### SET EXERCISE
Word for word, give the material below again, minus any images.

[Entries with figure data]
═══
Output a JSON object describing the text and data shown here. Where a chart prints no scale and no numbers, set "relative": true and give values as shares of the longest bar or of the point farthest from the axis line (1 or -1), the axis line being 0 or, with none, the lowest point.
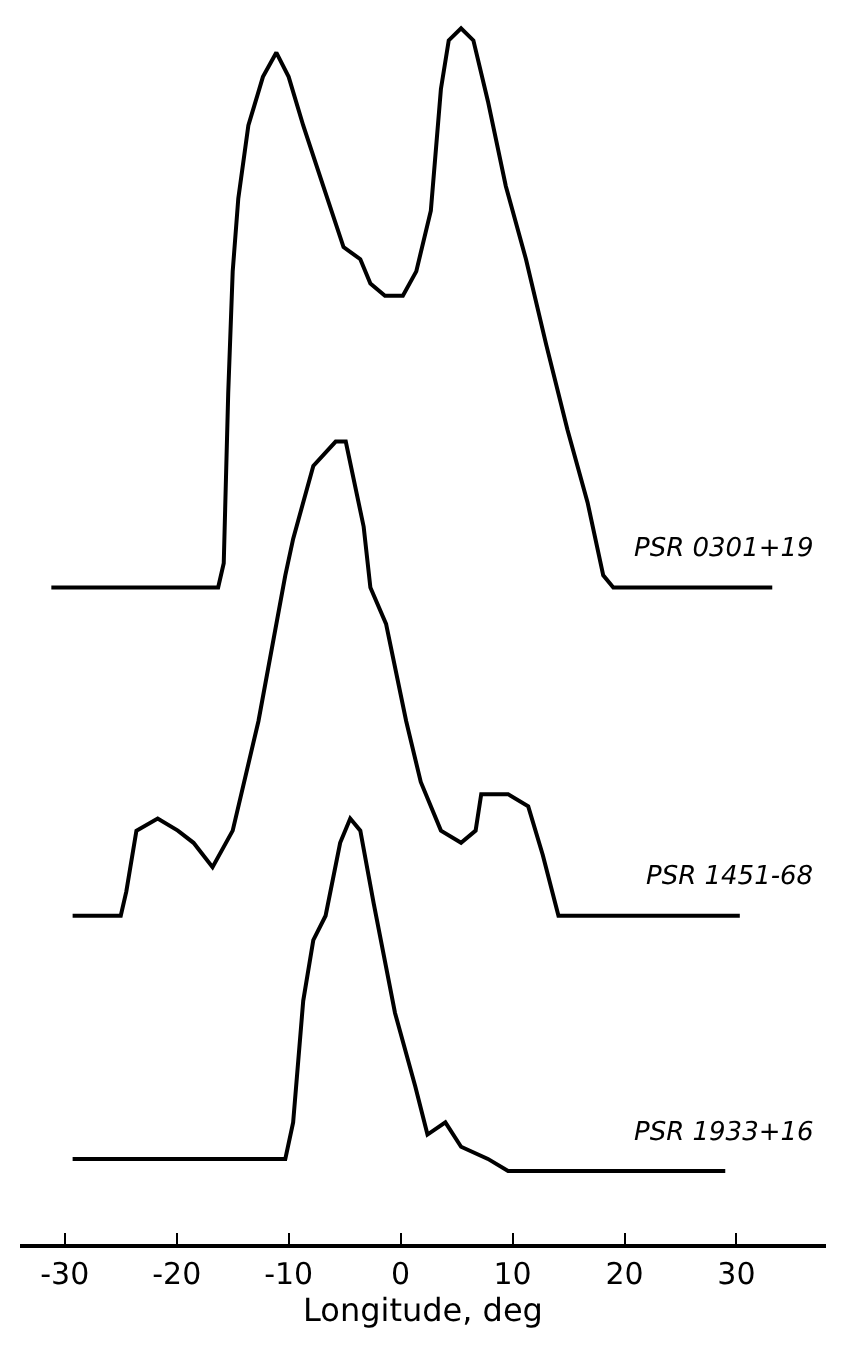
{
  "chart_data": {
    "type": "line",
    "relative": true,
    "xlabel": "Longitude, deg",
    "xlim": [
      -34,
      38
    ],
    "xticks": [
      -30,
      -20,
      -10,
      0,
      10,
      20,
      30
    ],
    "grid": false,
    "legend": false,
    "marker": "none",
    "line_style": "solid",
    "series": [
      {
        "name": "PSR 0301+19",
        "color": "#000000",
        "x": [
          -31.2,
          -21.7,
          -18.1,
          -16.3,
          -15.8,
          -15.4,
          -15.0,
          -14.5,
          -13.6,
          -12.3,
          -11.1,
          -10.0,
          -8.7,
          -6.9,
          -5.1,
          -3.6,
          -2.7,
          -1.4,
          0.2,
          1.4,
          2.7,
          3.6,
          4.3,
          5.4,
          6.5,
          7.8,
          9.4,
          11.2,
          13.0,
          14.9,
          16.7,
          18.1,
          19.0,
          23.6,
          27.2,
          33.2
        ],
        "values": [
          0.54,
          0.54,
          0.54,
          0.54,
          0.56,
          0.7,
          0.8,
          0.86,
          0.92,
          0.96,
          0.98,
          0.96,
          0.92,
          0.87,
          0.82,
          0.81,
          0.79,
          0.78,
          0.78,
          0.8,
          0.85,
          0.95,
          0.99,
          1,
          0.99,
          0.94,
          0.87,
          0.81,
          0.74,
          0.67,
          0.61,
          0.55,
          0.54,
          0.54,
          0.54,
          0.54
        ]
      },
      {
        "name": "PSR 1451-68",
        "color": "#000000",
        "x": [
          -29.3,
          -25.0,
          -24.5,
          -23.6,
          -21.7,
          -19.9,
          -18.5,
          -16.8,
          -15.0,
          -12.7,
          -10.3,
          -9.6,
          -7.8,
          -5.8,
          -4.9,
          -3.3,
          -2.7,
          -1.3,
          0.5,
          1.8,
          3.6,
          5.4,
          6.7,
          7.2,
          8.5,
          9.6,
          11.4,
          12.7,
          14.1,
          15.0,
          21.2,
          30.3
        ],
        "values": [
          0.27,
          0.27,
          0.29,
          0.34,
          0.35,
          0.34,
          0.33,
          0.31,
          0.34,
          0.43,
          0.55,
          0.58,
          0.64,
          0.66,
          0.66,
          0.59,
          0.54,
          0.51,
          0.43,
          0.38,
          0.34,
          0.33,
          0.34,
          0.37,
          0.37,
          0.37,
          0.36,
          0.32,
          0.27,
          0.27,
          0.27,
          0.27
        ]
      },
      {
        "name": "PSR 1933+16",
        "color": "#000000",
        "x": [
          -29.3,
          -12.1,
          -10.3,
          -9.6,
          -8.7,
          -7.8,
          -6.7,
          -5.4,
          -4.5,
          -3.6,
          -2.4,
          -0.5,
          1.3,
          2.4,
          4.0,
          5.4,
          7.8,
          9.6,
          18.1,
          29.0
        ],
        "values": [
          0.07,
          0.07,
          0.07,
          0.1,
          0.2,
          0.25,
          0.27,
          0.33,
          0.35,
          0.34,
          0.28,
          0.19,
          0.13,
          0.09,
          0.1,
          0.08,
          0.07,
          0.06,
          0.06,
          0.06
        ]
      }
    ]
  }
}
═══
### FINISHED ANSWER
Output a JSON object describing the text and data shown here. Where a chart prints no scale and no numbers, set "relative": true and give values as shares of the longest bar or of the point farthest from the axis line (1 or -1), the axis line being 0 or, with none, the lowest point.
{
  "chart_data": {
    "type": "line",
    "relative": true,
    "xlabel": "Longitude, deg",
    "xlim": [
      -34,
      38
    ],
    "xticks": [
      -30,
      -20,
      -10,
      0,
      10,
      20,
      30
    ],
    "grid": false,
    "legend": false,
    "marker": "none",
    "line_style": "solid",
    "series": [
      {
        "name": "PSR 0301+19",
        "color": "#000000",
        "x": [
          -31.2,
          -21.7,
          -18.1,
          -16.3,
          -15.8,
          -15.4,
          -15.0,
          -14.5,
          -13.6,
          -12.3,
          -11.1,
          -10.0,
          -8.7,
          -6.9,
          -5.1,
          -3.6,
          -2.7,
          -1.4,
          0.2,
          1.4,
          2.7,
          3.6,
          4.3,
          5.4,
          6.5,
          7.8,
          9.4,
          11.2,
          13.0,
          14.9,
          16.7,
          18.1,
          19.0,
          23.6,
          27.2,
          33.2
        ],
        "values": [
          0.54,
          0.54,
          0.54,
          0.54,
          0.56,
          0.7,
          0.8,
          0.86,
          0.92,
          0.96,
          0.98,
          0.96,
          0.92,
          0.87,
          0.82,
          0.81,
          0.79,
          0.78,
          0.78,
          0.8,
          0.85,
          0.95,
          0.99,
          1,
          0.99,
          0.94,
          0.87,
          0.81,
          0.74,
          0.67,
          0.61,
          0.55,
          0.54,
          0.54,
          0.54,
          0.54
        ]
      },
      {
        "name": "PSR 1451-68",
        "color": "#000000",
        "x": [
          -29.3,
          -25.0,
          -24.5,
          -23.6,
          -21.7,
          -19.9,
          -18.5,
          -16.8,
          -15.0,
          -12.7,
          -10.3,
          -9.6,
          -7.8,
          -5.8,
          -4.9,
          -3.3,
          -2.7,
          -1.3,
          0.5,
          1.8,
          3.6,
          5.4,
          6.7,
          7.2,
          8.5,
          9.6,
          11.4,
          12.7,
          14.1,
          15.0,
          21.2,
          30.3
        ],
        "values": [
          0.27,
          0.27,
          0.29,
          0.34,
          0.35,
          0.34,
          0.33,
          0.31,
          0.34,
          0.43,
          0.55,
          0.58,
          0.64,
          0.66,
          0.66,
          0.59,
          0.54,
          0.51,
          0.43,
          0.38,
          0.34,
          0.33,
          0.34,
          0.37,
          0.37,
          0.37,
          0.36,
          0.32,
          0.27,
          0.27,
          0.27,
          0.27
        ]
      },
      {
        "name": "PSR 1933+16",
        "color": "#000000",
        "x": [
          -29.3,
          -12.1,
          -10.3,
          -9.6,
          -8.7,
          -7.8,
          -6.7,
          -5.4,
          -4.5,
          -3.6,
          -2.4,
          -0.5,
          1.3,
          2.4,
          4.0,
          5.4,
          7.8,
          9.6,
          18.1,
          29.0
        ],
        "values": [
          0.07,
          0.07,
          0.07,
          0.1,
          0.2,
          0.25,
          0.27,
          0.33,
          0.35,
          0.34,
          0.28,
          0.19,
          0.13,
          0.09,
          0.1,
          0.08,
          0.07,
          0.06,
          0.06,
          0.06
        ]
      }
    ]
  }
}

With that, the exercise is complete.